Data records

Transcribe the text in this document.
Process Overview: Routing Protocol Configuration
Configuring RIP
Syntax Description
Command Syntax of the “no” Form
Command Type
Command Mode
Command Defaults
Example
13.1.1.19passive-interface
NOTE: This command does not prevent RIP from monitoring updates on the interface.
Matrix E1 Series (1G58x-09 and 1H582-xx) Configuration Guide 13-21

What needs to be done:
Retype all of the material, keeping each line exact.

Correct answer:
Transcribe the text in this document.
Process Overview: Routing Protocol Configuration
Configuring RIP
Syntax Description
Command Syntax of the “no” Form
Command Type
Command Mode
Command Defaults
Example
13.1.1.19passive-interface
NOTE: This command does not prevent RIP from monitoring updates on the interface.
Matrix E1 Series (1G58x-09 and 1H582-xx) Configuration Guide 13-21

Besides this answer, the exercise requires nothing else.